Leave out the pictures and copy everything else in the entries exactly.

## begin Exercise materials

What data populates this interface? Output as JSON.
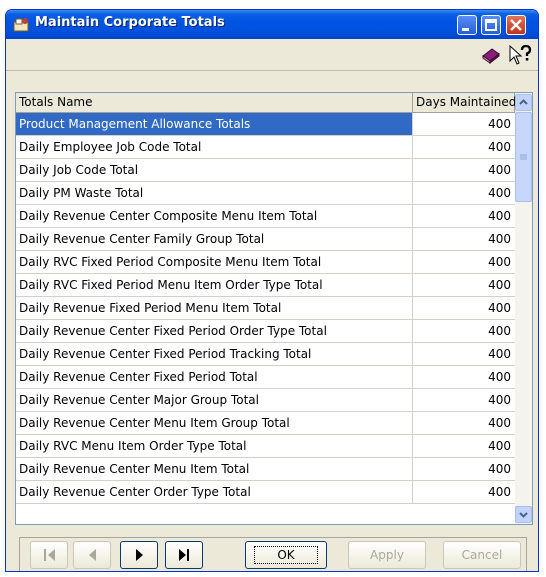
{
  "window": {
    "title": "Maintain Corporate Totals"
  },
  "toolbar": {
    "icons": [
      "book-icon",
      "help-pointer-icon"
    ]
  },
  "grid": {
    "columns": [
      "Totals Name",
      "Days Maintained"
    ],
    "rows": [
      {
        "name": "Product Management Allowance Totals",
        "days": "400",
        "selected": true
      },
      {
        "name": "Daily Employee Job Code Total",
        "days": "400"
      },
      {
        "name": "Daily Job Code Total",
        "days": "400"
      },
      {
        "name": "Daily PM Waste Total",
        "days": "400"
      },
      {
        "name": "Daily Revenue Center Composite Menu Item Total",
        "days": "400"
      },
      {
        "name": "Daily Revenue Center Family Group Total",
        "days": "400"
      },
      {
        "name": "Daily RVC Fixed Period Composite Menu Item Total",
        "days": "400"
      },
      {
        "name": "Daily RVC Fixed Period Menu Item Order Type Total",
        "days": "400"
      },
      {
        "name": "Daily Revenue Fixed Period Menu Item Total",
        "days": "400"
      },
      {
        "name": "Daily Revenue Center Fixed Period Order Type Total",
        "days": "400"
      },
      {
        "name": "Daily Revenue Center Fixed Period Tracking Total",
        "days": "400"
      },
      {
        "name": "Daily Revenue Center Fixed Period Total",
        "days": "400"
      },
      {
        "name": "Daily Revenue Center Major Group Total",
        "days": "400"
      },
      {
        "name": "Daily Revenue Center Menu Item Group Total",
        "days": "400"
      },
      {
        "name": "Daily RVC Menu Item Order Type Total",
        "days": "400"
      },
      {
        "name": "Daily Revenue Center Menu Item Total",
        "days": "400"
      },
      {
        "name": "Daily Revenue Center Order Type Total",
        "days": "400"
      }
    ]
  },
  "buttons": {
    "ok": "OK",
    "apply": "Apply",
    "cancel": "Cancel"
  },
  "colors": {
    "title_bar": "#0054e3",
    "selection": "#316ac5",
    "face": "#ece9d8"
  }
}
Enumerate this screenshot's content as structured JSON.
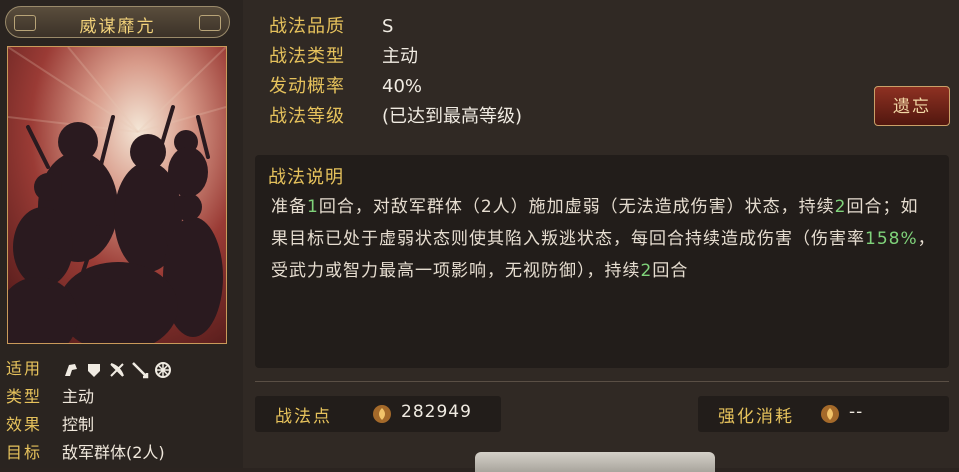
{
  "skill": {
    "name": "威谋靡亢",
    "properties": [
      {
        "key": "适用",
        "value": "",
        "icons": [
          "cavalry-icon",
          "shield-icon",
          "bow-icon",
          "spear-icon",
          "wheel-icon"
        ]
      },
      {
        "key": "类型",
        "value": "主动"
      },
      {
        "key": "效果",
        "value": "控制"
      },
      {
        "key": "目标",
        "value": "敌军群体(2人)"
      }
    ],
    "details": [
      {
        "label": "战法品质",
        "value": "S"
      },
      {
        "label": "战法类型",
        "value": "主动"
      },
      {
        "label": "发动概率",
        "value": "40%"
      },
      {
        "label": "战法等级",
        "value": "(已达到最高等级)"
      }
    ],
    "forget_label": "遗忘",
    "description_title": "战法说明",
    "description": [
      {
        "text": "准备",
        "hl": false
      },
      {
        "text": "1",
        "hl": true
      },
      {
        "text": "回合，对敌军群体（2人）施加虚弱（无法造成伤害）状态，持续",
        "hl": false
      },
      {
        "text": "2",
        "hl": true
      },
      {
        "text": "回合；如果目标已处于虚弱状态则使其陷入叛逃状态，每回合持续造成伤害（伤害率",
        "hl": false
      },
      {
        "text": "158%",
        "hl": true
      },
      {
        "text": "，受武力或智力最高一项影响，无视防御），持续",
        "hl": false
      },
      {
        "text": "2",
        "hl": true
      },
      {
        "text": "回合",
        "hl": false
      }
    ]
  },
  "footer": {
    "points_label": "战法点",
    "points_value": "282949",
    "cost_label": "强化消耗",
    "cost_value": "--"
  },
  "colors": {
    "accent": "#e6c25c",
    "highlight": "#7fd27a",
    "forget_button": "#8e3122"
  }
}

## end Exercise materials

§ Completed exercise:
What data populates this interface? Output as JSON.
{
  "window": {
    "title": "Maintain Corporate Totals"
  },
  "toolbar": {
    "icons": [
      "book-icon",
      "help-pointer-icon"
    ]
  },
  "grid": {
    "columns": [
      "Totals Name",
      "Days Maintained"
    ],
    "rows": [
      {
        "name": "Product Management Allowance Totals",
        "days": "400",
        "selected": true
      },
      {
        "name": "Daily Employee Job Code Total",
        "days": "400"
      },
      {
        "name": "Daily Job Code Total",
        "days": "400"
      },
      {
        "name": "Daily PM Waste Total",
        "days": "400"
      },
      {
        "name": "Daily Revenue Center Composite Menu Item Total",
        "days": "400"
      },
      {
        "name": "Daily Revenue Center Family Group Total",
        "days": "400"
      },
      {
        "name": "Daily RVC Fixed Period Composite Menu Item Total",
        "days": "400"
      },
      {
        "name": "Daily RVC Fixed Period Menu Item Order Type Total",
        "days": "400"
      },
      {
        "name": "Daily Revenue Fixed Period Menu Item Total",
        "days": "400"
      },
      {
        "name": "Daily Revenue Center Fixed Period Order Type Total",
        "days": "400"
      },
      {
        "name": "Daily Revenue Center Fixed Period Tracking Total",
        "days": "400"
      },
      {
        "name": "Daily Revenue Center Fixed Period Total",
        "days": "400"
      },
      {
        "name": "Daily Revenue Center Major Group Total",
        "days": "400"
      },
      {
        "name": "Daily Revenue Center Menu Item Group Total",
        "days": "400"
      },
      {
        "name": "Daily RVC Menu Item Order Type Total",
        "days": "400"
      },
      {
        "name": "Daily Revenue Center Menu Item Total",
        "days": "400"
      },
      {
        "name": "Daily Revenue Center Order Type Total",
        "days": "400"
      }
    ]
  },
  "buttons": {
    "ok": "OK",
    "apply": "Apply",
    "cancel": "Cancel"
  },
  "colors": {
    "title_bar": "#0054e3",
    "selection": "#316ac5",
    "face": "#ece9d8"
  }
}
Enumerate this screenshot's content as structured JSON.
{
  "skill": {
    "name": "威谋靡亢",
    "properties": [
      {
        "key": "适用",
        "value": "",
        "icons": [
          "cavalry-icon",
          "shield-icon",
          "bow-icon",
          "spear-icon",
          "wheel-icon"
        ]
      },
      {
        "key": "类型",
        "value": "主动"
      },
      {
        "key": "效果",
        "value": "控制"
      },
      {
        "key": "目标",
        "value": "敌军群体(2人)"
      }
    ],
    "details": [
      {
        "label": "战法品质",
        "value": "S"
      },
      {
        "label": "战法类型",
        "value": "主动"
      },
      {
        "label": "发动概率",
        "value": "40%"
      },
      {
        "label": "战法等级",
        "value": "(已达到最高等级)"
      }
    ],
    "forget_label": "遗忘",
    "description_title": "战法说明",
    "description": [
      {
        "text": "准备",
        "hl": false
      },
      {
        "text": "1",
        "hl": true
      },
      {
        "text": "回合，对敌军群体（2人）施加虚弱（无法造成伤害）状态，持续",
        "hl": false
      },
      {
        "text": "2",
        "hl": true
      },
      {
        "text": "回合；如果目标已处于虚弱状态则使其陷入叛逃状态，每回合持续造成伤害（伤害率",
        "hl": false
      },
      {
        "text": "158%",
        "hl": true
      },
      {
        "text": "，受武力或智力最高一项影响，无视防御），持续",
        "hl": false
      },
      {
        "text": "2",
        "hl": true
      },
      {
        "text": "回合",
        "hl": false
      }
    ]
  },
  "footer": {
    "points_label": "战法点",
    "points_value": "282949",
    "cost_label": "强化消耗",
    "cost_value": "--"
  },
  "colors": {
    "accent": "#e6c25c",
    "highlight": "#7fd27a",
    "forget_button": "#8e3122"
  }
}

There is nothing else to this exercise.